**GIVEN REQUEST:** Please print every one of the rows below a second time, reproducing each line character for character.

**RECORDS FOR THE TASK:**
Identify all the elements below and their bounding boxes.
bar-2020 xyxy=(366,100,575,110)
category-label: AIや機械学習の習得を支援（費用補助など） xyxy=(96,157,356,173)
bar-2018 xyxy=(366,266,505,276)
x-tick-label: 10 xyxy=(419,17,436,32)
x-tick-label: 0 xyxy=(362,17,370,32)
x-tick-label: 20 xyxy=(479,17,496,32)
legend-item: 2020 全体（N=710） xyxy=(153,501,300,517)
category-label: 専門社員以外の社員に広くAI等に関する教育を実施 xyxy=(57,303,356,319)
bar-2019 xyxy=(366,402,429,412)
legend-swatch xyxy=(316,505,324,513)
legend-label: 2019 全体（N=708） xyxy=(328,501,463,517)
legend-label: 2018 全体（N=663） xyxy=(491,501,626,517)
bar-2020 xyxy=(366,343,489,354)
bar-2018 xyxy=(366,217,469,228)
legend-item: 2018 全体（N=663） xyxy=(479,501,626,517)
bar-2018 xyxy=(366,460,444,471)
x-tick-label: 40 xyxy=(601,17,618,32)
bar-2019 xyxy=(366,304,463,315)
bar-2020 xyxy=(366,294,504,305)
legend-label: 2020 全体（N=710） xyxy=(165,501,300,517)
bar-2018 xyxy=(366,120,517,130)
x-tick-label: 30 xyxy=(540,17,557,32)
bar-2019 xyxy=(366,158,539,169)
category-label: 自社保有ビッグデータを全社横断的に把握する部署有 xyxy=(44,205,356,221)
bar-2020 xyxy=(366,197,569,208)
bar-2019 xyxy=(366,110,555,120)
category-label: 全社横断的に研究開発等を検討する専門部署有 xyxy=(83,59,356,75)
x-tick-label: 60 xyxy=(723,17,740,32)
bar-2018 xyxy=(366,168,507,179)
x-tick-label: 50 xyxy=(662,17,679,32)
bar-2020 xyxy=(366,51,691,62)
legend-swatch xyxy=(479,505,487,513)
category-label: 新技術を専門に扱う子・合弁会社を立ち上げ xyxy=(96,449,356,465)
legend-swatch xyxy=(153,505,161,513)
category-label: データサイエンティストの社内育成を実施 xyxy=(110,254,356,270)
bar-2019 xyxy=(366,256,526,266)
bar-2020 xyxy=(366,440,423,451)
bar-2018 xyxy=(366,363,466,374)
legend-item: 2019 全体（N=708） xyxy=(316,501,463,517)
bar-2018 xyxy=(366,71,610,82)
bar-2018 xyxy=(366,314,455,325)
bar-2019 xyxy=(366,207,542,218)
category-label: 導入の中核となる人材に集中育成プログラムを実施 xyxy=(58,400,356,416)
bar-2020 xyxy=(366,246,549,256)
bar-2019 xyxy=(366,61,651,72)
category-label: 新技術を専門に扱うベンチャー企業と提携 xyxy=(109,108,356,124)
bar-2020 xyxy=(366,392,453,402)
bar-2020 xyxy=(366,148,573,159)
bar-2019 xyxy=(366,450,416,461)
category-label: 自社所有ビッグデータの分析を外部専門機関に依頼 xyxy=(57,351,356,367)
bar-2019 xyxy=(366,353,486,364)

**TASK ANSWER:**
Identify all the elements below and their bounding boxes.
bar-2020 xyxy=(366,100,575,110)
category-label: AIや機械学習の習得を支援（費用補助など） xyxy=(96,157,356,173)
bar-2018 xyxy=(366,266,505,276)
x-tick-label: 10 xyxy=(419,17,436,32)
x-tick-label: 0 xyxy=(362,17,370,32)
x-tick-label: 20 xyxy=(479,17,496,32)
legend-item: 2020 全体（N=710） xyxy=(153,501,300,517)
category-label: 専門社員以外の社員に広くAI等に関する教育を実施 xyxy=(57,303,356,319)
bar-2019 xyxy=(366,402,429,412)
legend-swatch xyxy=(316,505,324,513)
legend-label: 2019 全体（N=708） xyxy=(328,501,463,517)
legend-label: 2018 全体（N=663） xyxy=(491,501,626,517)
bar-2020 xyxy=(366,343,489,354)
bar-2018 xyxy=(366,217,469,228)
legend-item: 2018 全体（N=663） xyxy=(479,501,626,517)
bar-2018 xyxy=(366,460,444,471)
x-tick-label: 40 xyxy=(601,17,618,32)
bar-2019 xyxy=(366,304,463,315)
bar-2020 xyxy=(366,294,504,305)
legend-label: 2020 全体（N=710） xyxy=(165,501,300,517)
bar-2018 xyxy=(366,120,517,130)
x-tick-label: 30 xyxy=(540,17,557,32)
bar-2019 xyxy=(366,158,539,169)
category-label: 自社保有ビッグデータを全社横断的に把握する部署有 xyxy=(44,205,356,221)
bar-2020 xyxy=(366,197,569,208)
bar-2019 xyxy=(366,110,555,120)
category-label: 全社横断的に研究開発等を検討する専門部署有 xyxy=(83,59,356,75)
x-tick-label: 60 xyxy=(723,17,740,32)
bar-2018 xyxy=(366,168,507,179)
x-tick-label: 50 xyxy=(662,17,679,32)
bar-2020 xyxy=(366,51,691,62)
legend-swatch xyxy=(479,505,487,513)
category-label: 新技術を専門に扱う子・合弁会社を立ち上げ xyxy=(96,449,356,465)
legend-swatch xyxy=(153,505,161,513)
category-label: データサイエンティストの社内育成を実施 xyxy=(110,254,356,270)
bar-2019 xyxy=(366,256,526,266)
bar-2020 xyxy=(366,440,423,451)
bar-2018 xyxy=(366,363,466,374)
legend-item: 2019 全体（N=708） xyxy=(316,501,463,517)
bar-2018 xyxy=(366,71,610,82)
bar-2018 xyxy=(366,314,455,325)
bar-2019 xyxy=(366,207,542,218)
category-label: 導入の中核となる人材に集中育成プログラムを実施 xyxy=(58,400,356,416)
bar-2020 xyxy=(366,246,549,256)
bar-2019 xyxy=(366,61,651,72)
category-label: 新技術を専門に扱うベンチャー企業と提携 xyxy=(109,108,356,124)
bar-2020 xyxy=(366,392,453,402)
bar-2020 xyxy=(366,148,573,159)
bar-2019 xyxy=(366,450,416,461)
category-label: 自社所有ビッグデータの分析を外部専門機関に依頼 xyxy=(57,351,356,367)
bar-2019 xyxy=(366,353,486,364)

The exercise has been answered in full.